Goal =>
It is required that all of the data be written out exactly.

The input =>
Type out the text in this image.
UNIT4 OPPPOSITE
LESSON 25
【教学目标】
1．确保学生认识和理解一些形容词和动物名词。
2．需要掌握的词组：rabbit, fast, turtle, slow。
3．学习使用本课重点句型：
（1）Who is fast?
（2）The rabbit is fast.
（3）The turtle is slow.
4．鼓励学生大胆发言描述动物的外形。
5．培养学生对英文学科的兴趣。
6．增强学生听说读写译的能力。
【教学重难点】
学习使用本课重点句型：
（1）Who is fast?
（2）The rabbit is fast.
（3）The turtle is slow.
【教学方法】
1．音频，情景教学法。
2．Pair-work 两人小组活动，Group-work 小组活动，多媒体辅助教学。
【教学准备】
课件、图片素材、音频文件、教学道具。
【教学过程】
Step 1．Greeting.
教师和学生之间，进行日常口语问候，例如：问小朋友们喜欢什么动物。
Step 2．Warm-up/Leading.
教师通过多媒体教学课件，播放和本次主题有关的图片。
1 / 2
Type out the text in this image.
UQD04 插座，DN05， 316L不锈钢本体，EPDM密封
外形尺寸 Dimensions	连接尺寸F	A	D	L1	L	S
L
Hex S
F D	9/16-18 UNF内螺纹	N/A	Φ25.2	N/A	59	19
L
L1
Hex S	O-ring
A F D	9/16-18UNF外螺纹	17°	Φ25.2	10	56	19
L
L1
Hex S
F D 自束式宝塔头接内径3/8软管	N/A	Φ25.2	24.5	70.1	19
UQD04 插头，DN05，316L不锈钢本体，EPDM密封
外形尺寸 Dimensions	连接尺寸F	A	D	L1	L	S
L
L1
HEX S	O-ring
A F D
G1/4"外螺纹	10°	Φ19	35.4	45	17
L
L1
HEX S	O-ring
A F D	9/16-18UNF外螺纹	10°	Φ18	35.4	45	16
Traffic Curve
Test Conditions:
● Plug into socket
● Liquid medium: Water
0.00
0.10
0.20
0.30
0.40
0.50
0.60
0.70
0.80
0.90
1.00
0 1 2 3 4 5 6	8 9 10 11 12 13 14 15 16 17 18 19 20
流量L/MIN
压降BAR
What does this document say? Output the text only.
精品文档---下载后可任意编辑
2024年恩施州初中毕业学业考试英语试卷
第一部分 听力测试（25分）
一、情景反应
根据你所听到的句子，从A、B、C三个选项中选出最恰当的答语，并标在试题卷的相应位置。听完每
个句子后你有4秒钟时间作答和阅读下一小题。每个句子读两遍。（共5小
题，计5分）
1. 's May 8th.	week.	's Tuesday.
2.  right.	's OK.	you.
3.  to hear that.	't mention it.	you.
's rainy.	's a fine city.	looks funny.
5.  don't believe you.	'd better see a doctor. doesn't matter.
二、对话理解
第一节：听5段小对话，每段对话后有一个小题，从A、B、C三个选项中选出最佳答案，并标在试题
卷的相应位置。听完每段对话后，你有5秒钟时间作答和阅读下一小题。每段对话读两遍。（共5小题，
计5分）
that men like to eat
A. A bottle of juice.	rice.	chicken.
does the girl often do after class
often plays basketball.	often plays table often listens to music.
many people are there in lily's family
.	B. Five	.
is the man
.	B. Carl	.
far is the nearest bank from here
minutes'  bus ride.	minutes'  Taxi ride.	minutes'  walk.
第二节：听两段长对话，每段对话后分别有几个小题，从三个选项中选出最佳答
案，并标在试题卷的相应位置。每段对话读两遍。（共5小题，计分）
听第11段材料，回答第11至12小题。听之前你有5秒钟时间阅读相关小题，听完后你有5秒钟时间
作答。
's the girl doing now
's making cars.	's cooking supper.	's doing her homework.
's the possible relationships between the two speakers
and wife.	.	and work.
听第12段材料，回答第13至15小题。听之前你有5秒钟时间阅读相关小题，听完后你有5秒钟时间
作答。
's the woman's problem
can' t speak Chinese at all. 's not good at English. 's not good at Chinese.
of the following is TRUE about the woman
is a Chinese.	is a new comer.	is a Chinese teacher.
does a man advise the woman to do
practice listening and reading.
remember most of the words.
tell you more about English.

The response =>
Type out the text in this image.
UNIT4 OPPPOSITE
LESSON 25
【教学目标】
1．确保学生认识和理解一些形容词和动物名词。
2．需要掌握的词组：rabbit, fast, turtle, slow。
3．学习使用本课重点句型：
（1）Who is fast?
（2）The rabbit is fast.
（3）The turtle is slow.
4．鼓励学生大胆发言描述动物的外形。
5．培养学生对英文学科的兴趣。
6．增强学生听说读写译的能力。
【教学重难点】
学习使用本课重点句型：
（1）Who is fast?
（2）The rabbit is fast.
（3）The turtle is slow.
【教学方法】
1．音频，情景教学法。
2．Pair-work 两人小组活动，Group-work 小组活动，多媒体辅助教学。
【教学准备】
课件、图片素材、音频文件、教学道具。
【教学过程】
Step 1．Greeting.
教师和学生之间，进行日常口语问候，例如：问小朋友们喜欢什么动物。
Step 2．Warm-up/Leading.
教师通过多媒体教学课件，播放和本次主题有关的图片。
1 / 2
Type out the text in this image.
UQD04 插座，DN05， 316L不锈钢本体，EPDM密封
外形尺寸 Dimensions	连接尺寸F	A	D	L1	L	S
L
Hex S
F D	9/16-18 UNF内螺纹	N/A	Φ25.2	N/A	59	19
L
L1
Hex S	O-ring
A F D	9/16-18UNF外螺纹	17°	Φ25.2	10	56	19
L
L1
Hex S
F D 自束式宝塔头接内径3/8软管	N/A	Φ25.2	24.5	70.1	19
UQD04 插头，DN05，316L不锈钢本体，EPDM密封
外形尺寸 Dimensions	连接尺寸F	A	D	L1	L	S
L
L1
HEX S	O-ring
A F D
G1/4"外螺纹	10°	Φ19	35.4	45	17
L
L1
HEX S	O-ring
A F D	9/16-18UNF外螺纹	10°	Φ18	35.4	45	16
Traffic Curve
Test Conditions:
● Plug into socket
● Liquid medium: Water
0.00
0.10
0.20
0.30
0.40
0.50
0.60
0.70
0.80
0.90
1.00
0 1 2 3 4 5 6	8 9 10 11 12 13 14 15 16 17 18 19 20
流量L/MIN
压降BAR
What does this document say? Output the text only.
精品文档---下载后可任意编辑
2024年恩施州初中毕业学业考试英语试卷
第一部分 听力测试（25分）
一、情景反应
根据你所听到的句子，从A、B、C三个选项中选出最恰当的答语，并标在试题卷的相应位置。听完每
个句子后你有4秒钟时间作答和阅读下一小题。每个句子读两遍。（共5小
题，计5分）
1. 's May 8th.	week.	's Tuesday.
2.  right.	's OK.	you.
3.  to hear that.	't mention it.	you.
's rainy.	's a fine city.	looks funny.
5.  don't believe you.	'd better see a doctor. doesn't matter.
二、对话理解
第一节：听5段小对话，每段对话后有一个小题，从A、B、C三个选项中选出最佳答案，并标在试题
卷的相应位置。听完每段对话后，你有5秒钟时间作答和阅读下一小题。每段对话读两遍。（共5小题，
计5分）
that men like to eat
A. A bottle of juice.	rice.	chicken.
does the girl often do after class
often plays basketball.	often plays table often listens to music.
many people are there in lily's family
.	B. Five	.
is the man
.	B. Carl	.
far is the nearest bank from here
minutes'  bus ride.	minutes'  Taxi ride.	minutes'  walk.
第二节：听两段长对话，每段对话后分别有几个小题，从三个选项中选出最佳答
案，并标在试题卷的相应位置。每段对话读两遍。（共5小题，计分）
听第11段材料，回答第11至12小题。听之前你有5秒钟时间阅读相关小题，听完后你有5秒钟时间
作答。
's the girl doing now
's making cars.	's cooking supper.	's doing her homework.
's the possible relationships between the two speakers
and wife.	.	and work.
听第12段材料，回答第13至15小题。听之前你有5秒钟时间阅读相关小题，听完后你有5秒钟时间
作答。
's the woman's problem
can' t speak Chinese at all. 's not good at English. 's not good at Chinese.
of the following is TRUE about the woman
is a Chinese.	is a new comer.	is a Chinese teacher.
does a man advise the woman to do
practice listening and reading.
remember most of the words.
tell you more about English.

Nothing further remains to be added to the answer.